Give the number of lines in the entries that contain "rate". State only the count.
═════ RECORDS FOR THE TASK ═════
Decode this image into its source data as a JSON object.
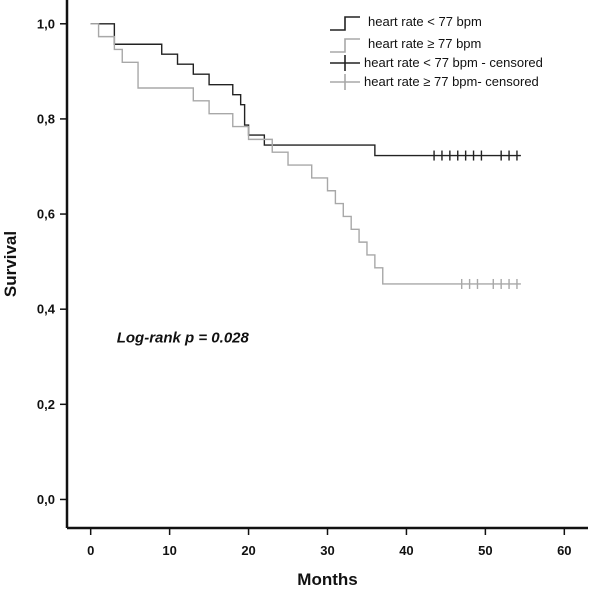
{
  "chart_data": {
    "type": "line",
    "xlabel": "Months",
    "ylabel": "Survival",
    "xlim": [
      -3,
      63
    ],
    "ylim": [
      -0.06,
      1.05
    ],
    "x_ticks": [
      0,
      10,
      20,
      30,
      40,
      50,
      60
    ],
    "x_tick_labels": [
      "0",
      "10",
      "20",
      "30",
      "40",
      "50",
      "60"
    ],
    "y_ticks": [
      0.0,
      0.2,
      0.4,
      0.6,
      0.8,
      1.0
    ],
    "y_tick_labels": [
      "0,0",
      "0,2",
      "0,4",
      "0,6",
      "0,8",
      "1,0"
    ],
    "grid": false,
    "legend_position": "top-right",
    "annotation": "Log-rank p = 0.028",
    "series": [
      {
        "name": "heart rate < 77 bpm",
        "censored_name": "heart rate < 77 bpm - censored",
        "color": "#222222",
        "steps": [
          [
            0,
            1.0
          ],
          [
            3,
            0.957
          ],
          [
            9,
            0.936
          ],
          [
            11,
            0.915
          ],
          [
            13,
            0.894
          ],
          [
            15,
            0.872
          ],
          [
            18,
            0.851
          ],
          [
            19,
            0.83
          ],
          [
            19.5,
            0.787
          ],
          [
            20,
            0.766
          ],
          [
            22,
            0.745
          ],
          [
            36,
            0.723
          ],
          [
            54.5,
            0.723
          ]
        ],
        "censored_x": [
          43.5,
          44.5,
          45.5,
          46.5,
          47.5,
          48.5,
          49.5,
          52,
          53,
          54
        ]
      },
      {
        "name": "heart rate ≥ 77 bpm",
        "censored_name": "heart rate ≥ 77 bpm- censored",
        "color": "#a8a8a8",
        "steps": [
          [
            0,
            1.0
          ],
          [
            1,
            0.973
          ],
          [
            3,
            0.946
          ],
          [
            4,
            0.919
          ],
          [
            6,
            0.865
          ],
          [
            13,
            0.838
          ],
          [
            15,
            0.811
          ],
          [
            18,
            0.784
          ],
          [
            20,
            0.757
          ],
          [
            23,
            0.73
          ],
          [
            25,
            0.703
          ],
          [
            28,
            0.676
          ],
          [
            30,
            0.649
          ],
          [
            31,
            0.622
          ],
          [
            32,
            0.595
          ],
          [
            33,
            0.568
          ],
          [
            34,
            0.541
          ],
          [
            35,
            0.514
          ],
          [
            36,
            0.487
          ],
          [
            37,
            0.453
          ],
          [
            54.5,
            0.453
          ]
        ],
        "censored_x": [
          47,
          48,
          49,
          51,
          52,
          53,
          54
        ]
      }
    ]
  }
}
═════
▶ RESULT
4